### Exercise directions:
Make a verbatim copy of the entries below; pictures stay out.

### Extracted data:
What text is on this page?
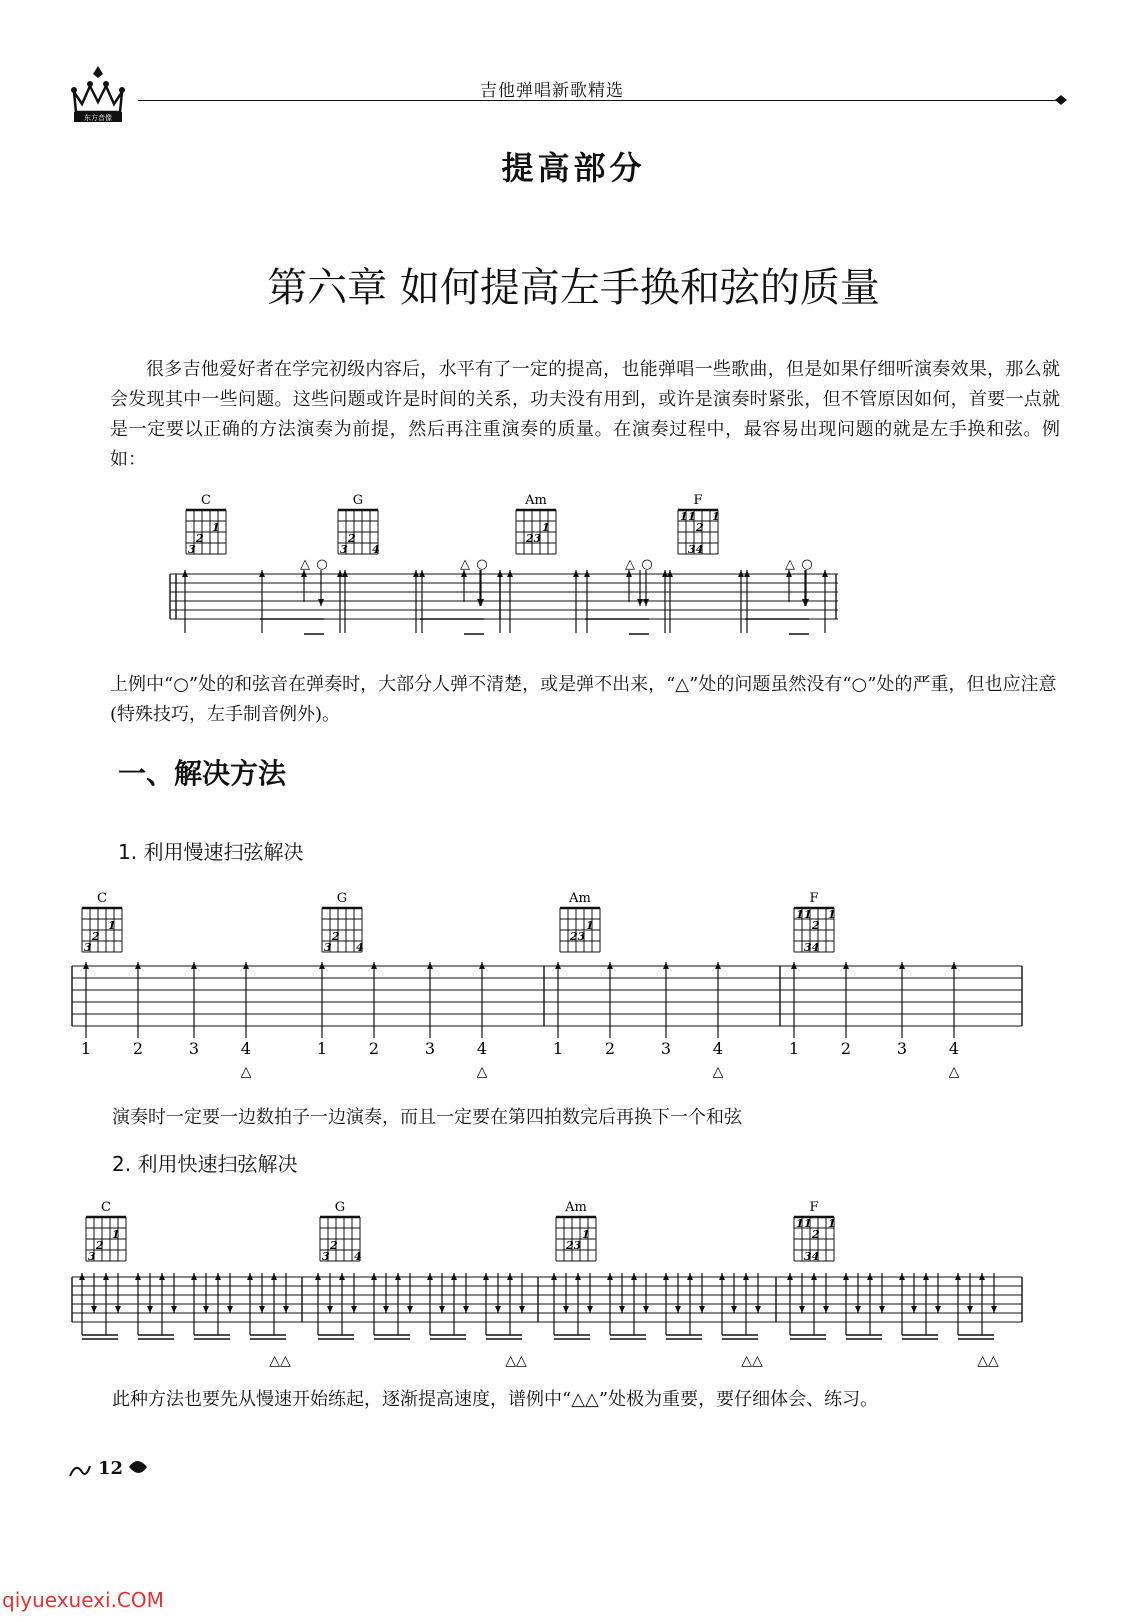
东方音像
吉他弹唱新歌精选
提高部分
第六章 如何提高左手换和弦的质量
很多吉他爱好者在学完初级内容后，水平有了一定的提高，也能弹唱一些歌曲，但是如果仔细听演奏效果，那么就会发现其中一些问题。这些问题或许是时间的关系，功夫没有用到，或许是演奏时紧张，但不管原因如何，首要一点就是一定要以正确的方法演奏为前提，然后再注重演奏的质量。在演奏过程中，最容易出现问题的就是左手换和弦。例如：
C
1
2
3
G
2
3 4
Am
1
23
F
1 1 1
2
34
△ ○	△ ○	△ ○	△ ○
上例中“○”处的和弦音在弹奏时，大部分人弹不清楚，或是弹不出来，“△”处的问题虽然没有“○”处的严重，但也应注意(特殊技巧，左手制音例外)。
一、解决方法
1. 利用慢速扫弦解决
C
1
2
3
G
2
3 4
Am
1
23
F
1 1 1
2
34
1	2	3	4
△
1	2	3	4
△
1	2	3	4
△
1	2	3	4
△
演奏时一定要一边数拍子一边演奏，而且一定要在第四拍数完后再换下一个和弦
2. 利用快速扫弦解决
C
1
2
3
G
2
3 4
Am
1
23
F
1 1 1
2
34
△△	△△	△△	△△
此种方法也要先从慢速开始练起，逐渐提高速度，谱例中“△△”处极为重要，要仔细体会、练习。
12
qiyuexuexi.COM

### The solution:
What text is on this page?
东方音像
吉他弹唱新歌精选
提高部分
第六章 如何提高左手换和弦的质量
很多吉他爱好者在学完初级内容后，水平有了一定的提高，也能弹唱一些歌曲，但是如果仔细听演奏效果，那么就会发现其中一些问题。这些问题或许是时间的关系，功夫没有用到，或许是演奏时紧张，但不管原因如何，首要一点就是一定要以正确的方法演奏为前提，然后再注重演奏的质量。在演奏过程中，最容易出现问题的就是左手换和弦。例如：
C
1
2
3
G
2
3 4
Am
1
23
F
1 1 1
2
34
△ ○	△ ○	△ ○	△ ○
上例中“○”处的和弦音在弹奏时，大部分人弹不清楚，或是弹不出来，“△”处的问题虽然没有“○”处的严重，但也应注意(特殊技巧，左手制音例外)。
一、解决方法
1. 利用慢速扫弦解决
C
1
2
3
G
2
3 4
Am
1
23
F
1 1 1
2
34
1	2	3	4
△
1	2	3	4
△
1	2	3	4
△
1	2	3	4
△
演奏时一定要一边数拍子一边演奏，而且一定要在第四拍数完后再换下一个和弦
2. 利用快速扫弦解决
C
1
2
3
G
2
3 4
Am
1
23
F
1 1 1
2
34
△△	△△	△△	△△
此种方法也要先从慢速开始练起，逐渐提高速度，谱例中“△△”处极为重要，要仔细体会、练习。
12
qiyuexuexi.COM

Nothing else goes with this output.